** start Information supplied **

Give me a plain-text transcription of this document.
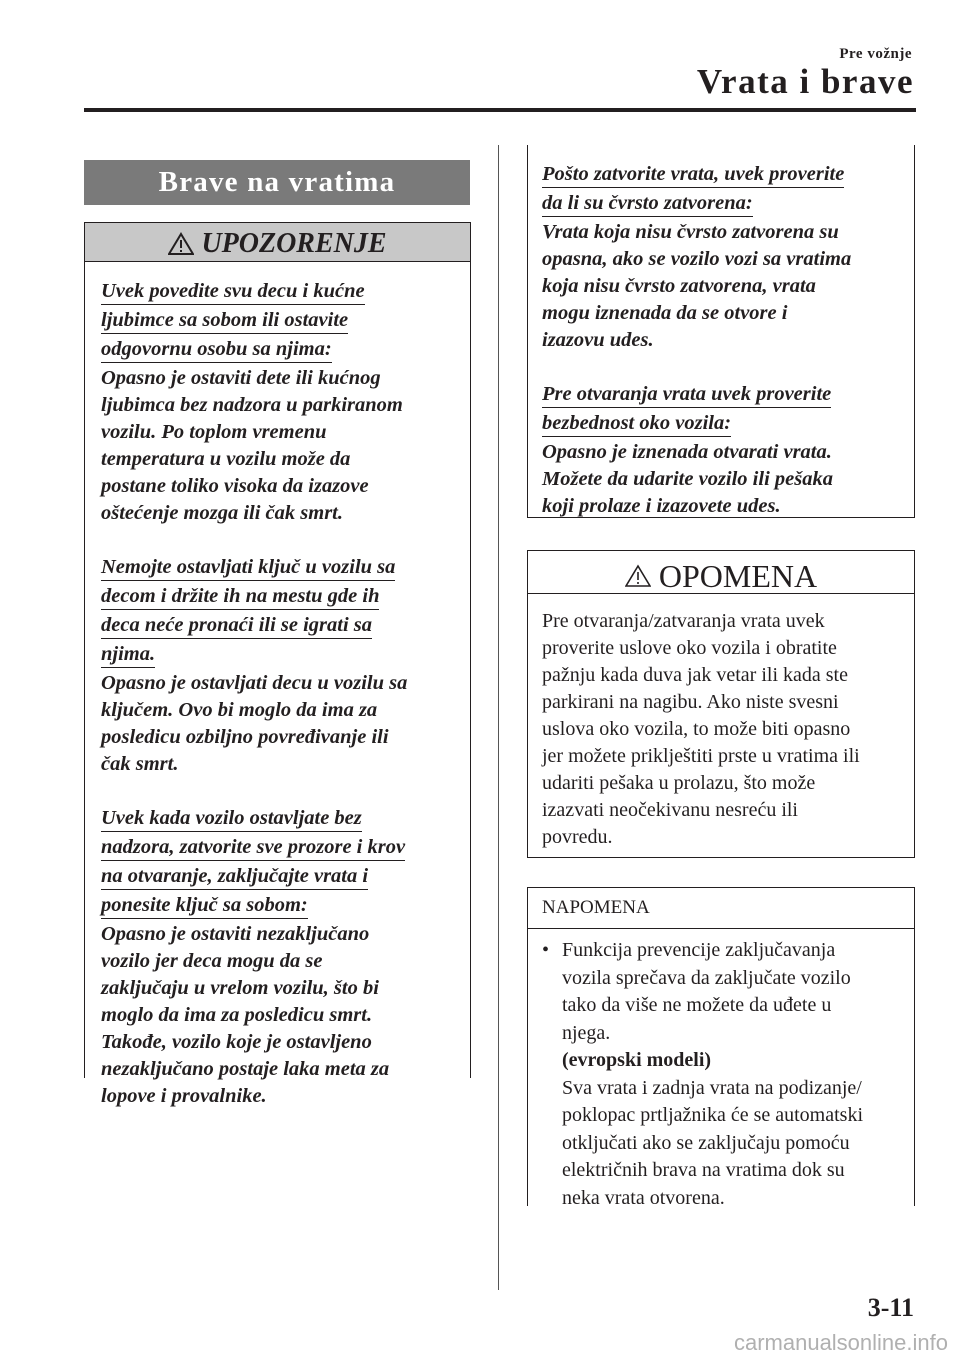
Pre vožnje
Vrata i brave
Brave na vratima
UPOZORENJE
Uvek povedite svu decu i kućne
ljubimce sa sobom ili ostavite
odgovornu osobu sa njima:
Opasno je ostaviti dete ili kućnog
ljubimca bez nadzora u parkiranom
vozilu. Po toplom vremenu
temperatura u vozilu može da
postane toliko visoka da izazove
oštećenje mozga ili čak smrt.
Nemojte ostavljati ključ u vozilu sa
decom i držite ih na mestu gde ih
deca neće pronaći ili se igrati sa
njima.
Opasno je ostavljati decu u vozilu sa
ključem. Ovo bi moglo da ima za
posledicu ozbiljno povređivanje ili
čak smrt.
Uvek kada vozilo ostavljate bez
nadzora, zatvorite sve prozore i krov
na otvaranje, zaključajte vrata i
ponesite ključ sa sobom:
Opasno je ostaviti nezaključano
vozilo jer deca mogu da se
zaključaju u vrelom vozilu, što bi
moglo da ima za posledicu smrt.
Takođe, vozilo koje je ostavljeno
nezaključano postaje laka meta za
lopove i provalnike.
Pošto zatvorite vrata, uvek proverite
da li su čvrsto zatvorena:
Vrata koja nisu čvrsto zatvorena su
opasna, ako se vozilo vozi sa vratima
koja nisu čvrsto zatvorena, vrata
mogu iznenada da se otvore i
izazovu udes.
Pre otvaranja vrata uvek proverite
bezbednost oko vozila:
Opasno je iznenada otvarati vrata.
Možete da udarite vozilo ili pešaka
koji prolaze i izazovete udes.
OPOMENA
Pre otvaranja/zatvaranja vrata uvek
proverite uslove oko vozila i obratite
pažnju kada duva jak vetar ili kada ste
parkirani na nagibu. Ako niste svesni
uslova oko vozila, to može biti opasno
jer možete priklještiti prste u vratima ili
udariti pešaka u prolazu, što može
izazvati neočekivanu nesreću ili
povredu.
NAPOMENA
• Funkcija prevencije zaključavanja
vozila sprečava da zaključate vozilo
tako da više ne možete da uđete u
njega.
(evropski modeli)
Sva vrata i zadnja vrata na podizanje/
poklopac prtljažnika će se automatski
otključati ako se zaključaju pomoću
električnih brava na vratima dok su
neka vrata otvorena.
3-11
carmanualsonline.info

** end Information supplied **

### Task prompt
Retype the entries word for word. Omit any images.

### Solution for this problem
Give me a plain-text transcription of this document.
Pre vožnje
Vrata i brave
Brave na vratima
UPOZORENJE
Uvek povedite svu decu i kućne
ljubimce sa sobom ili ostavite
odgovornu osobu sa njima:
Opasno je ostaviti dete ili kućnog
ljubimca bez nadzora u parkiranom
vozilu. Po toplom vremenu
temperatura u vozilu može da
postane toliko visoka da izazove
oštećenje mozga ili čak smrt.
Nemojte ostavljati ključ u vozilu sa
decom i držite ih na mestu gde ih
deca neće pronaći ili se igrati sa
njima.
Opasno je ostavljati decu u vozilu sa
ključem. Ovo bi moglo da ima za
posledicu ozbiljno povređivanje ili
čak smrt.
Uvek kada vozilo ostavljate bez
nadzora, zatvorite sve prozore i krov
na otvaranje, zaključajte vrata i
ponesite ključ sa sobom:
Opasno je ostaviti nezaključano
vozilo jer deca mogu da se
zaključaju u vrelom vozilu, što bi
moglo da ima za posledicu smrt.
Takođe, vozilo koje je ostavljeno
nezaključano postaje laka meta za
lopove i provalnike.
Pošto zatvorite vrata, uvek proverite
da li su čvrsto zatvorena:
Vrata koja nisu čvrsto zatvorena su
opasna, ako se vozilo vozi sa vratima
koja nisu čvrsto zatvorena, vrata
mogu iznenada da se otvore i
izazovu udes.
Pre otvaranja vrata uvek proverite
bezbednost oko vozila:
Opasno je iznenada otvarati vrata.
Možete da udarite vozilo ili pešaka
koji prolaze i izazovete udes.
OPOMENA
Pre otvaranja/zatvaranja vrata uvek
proverite uslove oko vozila i obratite
pažnju kada duva jak vetar ili kada ste
parkirani na nagibu. Ako niste svesni
uslova oko vozila, to može biti opasno
jer možete priklještiti prste u vratima ili
udariti pešaka u prolazu, što može
izazvati neočekivanu nesreću ili
povredu.
NAPOMENA
• Funkcija prevencije zaključavanja
vozila sprečava da zaključate vozilo
tako da više ne možete da uđete u
njega.
(evropski modeli)
Sva vrata i zadnja vrata na podizanje/
poklopac prtljažnika će se automatski
otključati ako se zaključaju pomoću
električnih brava na vratima dok su
neka vrata otvorena.
3-11
carmanualsonline.info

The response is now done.